Set problem — Reproduce all of the data exactly, with no line skipped.

(Figure contents as structured data)
^^^^

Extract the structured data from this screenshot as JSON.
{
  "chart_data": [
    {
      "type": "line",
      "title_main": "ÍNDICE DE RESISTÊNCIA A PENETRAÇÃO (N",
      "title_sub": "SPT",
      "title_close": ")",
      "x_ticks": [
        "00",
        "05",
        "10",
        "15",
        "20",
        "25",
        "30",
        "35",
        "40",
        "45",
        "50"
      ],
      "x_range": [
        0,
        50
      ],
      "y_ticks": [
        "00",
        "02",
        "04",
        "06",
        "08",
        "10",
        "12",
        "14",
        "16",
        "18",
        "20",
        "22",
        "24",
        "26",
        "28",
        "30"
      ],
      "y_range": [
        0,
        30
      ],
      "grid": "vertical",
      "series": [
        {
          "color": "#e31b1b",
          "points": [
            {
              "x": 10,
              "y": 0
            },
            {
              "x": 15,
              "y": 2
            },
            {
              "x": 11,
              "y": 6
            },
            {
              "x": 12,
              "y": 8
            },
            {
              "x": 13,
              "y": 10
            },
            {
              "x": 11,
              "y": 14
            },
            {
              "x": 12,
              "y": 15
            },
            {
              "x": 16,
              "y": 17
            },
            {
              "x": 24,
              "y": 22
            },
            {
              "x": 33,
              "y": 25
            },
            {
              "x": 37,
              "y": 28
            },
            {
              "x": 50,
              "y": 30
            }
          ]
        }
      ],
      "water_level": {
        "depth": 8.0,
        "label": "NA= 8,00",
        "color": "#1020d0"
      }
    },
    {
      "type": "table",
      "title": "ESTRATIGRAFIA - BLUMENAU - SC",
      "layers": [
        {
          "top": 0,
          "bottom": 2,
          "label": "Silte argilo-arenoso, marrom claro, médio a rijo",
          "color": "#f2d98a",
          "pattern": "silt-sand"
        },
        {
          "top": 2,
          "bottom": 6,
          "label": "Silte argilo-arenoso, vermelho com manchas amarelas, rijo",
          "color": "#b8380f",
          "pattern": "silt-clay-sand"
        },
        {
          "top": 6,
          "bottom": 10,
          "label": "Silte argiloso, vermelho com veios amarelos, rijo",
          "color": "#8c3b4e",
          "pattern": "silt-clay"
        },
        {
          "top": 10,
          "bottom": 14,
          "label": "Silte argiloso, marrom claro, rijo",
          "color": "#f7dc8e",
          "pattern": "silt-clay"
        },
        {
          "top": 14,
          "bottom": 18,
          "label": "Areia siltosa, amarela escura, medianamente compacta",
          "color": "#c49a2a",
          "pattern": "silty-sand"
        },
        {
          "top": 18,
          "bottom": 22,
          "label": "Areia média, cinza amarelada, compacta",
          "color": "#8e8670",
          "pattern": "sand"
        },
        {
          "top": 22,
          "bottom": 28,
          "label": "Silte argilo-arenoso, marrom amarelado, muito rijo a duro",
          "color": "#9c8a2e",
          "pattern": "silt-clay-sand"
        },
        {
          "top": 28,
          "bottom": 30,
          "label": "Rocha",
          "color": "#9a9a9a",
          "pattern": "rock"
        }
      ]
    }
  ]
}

^^^^

Completed exercise —
Extract the structured data from this screenshot as JSON.
{
  "chart_data": [
    {
      "type": "line",
      "title_main": "ÍNDICE DE RESISTÊNCIA A PENETRAÇÃO (N",
      "title_sub": "SPT",
      "title_close": ")",
      "x_ticks": [
        "00",
        "05",
        "10",
        "15",
        "20",
        "25",
        "30",
        "35",
        "40",
        "45",
        "50"
      ],
      "x_range": [
        0,
        50
      ],
      "y_ticks": [
        "00",
        "02",
        "04",
        "06",
        "08",
        "10",
        "12",
        "14",
        "16",
        "18",
        "20",
        "22",
        "24",
        "26",
        "28",
        "30"
      ],
      "y_range": [
        0,
        30
      ],
      "grid": "vertical",
      "series": [
        {
          "color": "#e31b1b",
          "points": [
            {
              "x": 10,
              "y": 0
            },
            {
              "x": 15,
              "y": 2
            },
            {
              "x": 11,
              "y": 6
            },
            {
              "x": 12,
              "y": 8
            },
            {
              "x": 13,
              "y": 10
            },
            {
              "x": 11,
              "y": 14
            },
            {
              "x": 12,
              "y": 15
            },
            {
              "x": 16,
              "y": 17
            },
            {
              "x": 24,
              "y": 22
            },
            {
              "x": 33,
              "y": 25
            },
            {
              "x": 37,
              "y": 28
            },
            {
              "x": 50,
              "y": 30
            }
          ]
        }
      ],
      "water_level": {
        "depth": 8.0,
        "label": "NA= 8,00",
        "color": "#1020d0"
      }
    },
    {
      "type": "table",
      "title": "ESTRATIGRAFIA - BLUMENAU - SC",
      "layers": [
        {
          "top": 0,
          "bottom": 2,
          "label": "Silte argilo-arenoso, marrom claro, médio a rijo",
          "color": "#f2d98a",
          "pattern": "silt-sand"
        },
        {
          "top": 2,
          "bottom": 6,
          "label": "Silte argilo-arenoso, vermelho com manchas amarelas, rijo",
          "color": "#b8380f",
          "pattern": "silt-clay-sand"
        },
        {
          "top": 6,
          "bottom": 10,
          "label": "Silte argiloso, vermelho com veios amarelos, rijo",
          "color": "#8c3b4e",
          "pattern": "silt-clay"
        },
        {
          "top": 10,
          "bottom": 14,
          "label": "Silte argiloso, marrom claro, rijo",
          "color": "#f7dc8e",
          "pattern": "silt-clay"
        },
        {
          "top": 14,
          "bottom": 18,
          "label": "Areia siltosa, amarela escura, medianamente compacta",
          "color": "#c49a2a",
          "pattern": "silty-sand"
        },
        {
          "top": 18,
          "bottom": 22,
          "label": "Areia média, cinza amarelada, compacta",
          "color": "#8e8670",
          "pattern": "sand"
        },
        {
          "top": 22,
          "bottom": 28,
          "label": "Silte argilo-arenoso, marrom amarelado, muito rijo a duro",
          "color": "#9c8a2e",
          "pattern": "silt-clay-sand"
        },
        {
          "top": 28,
          "bottom": 30,
          "label": "Rocha",
          "color": "#9a9a9a",
          "pattern": "rock"
        }
      ]
    }
  ]
}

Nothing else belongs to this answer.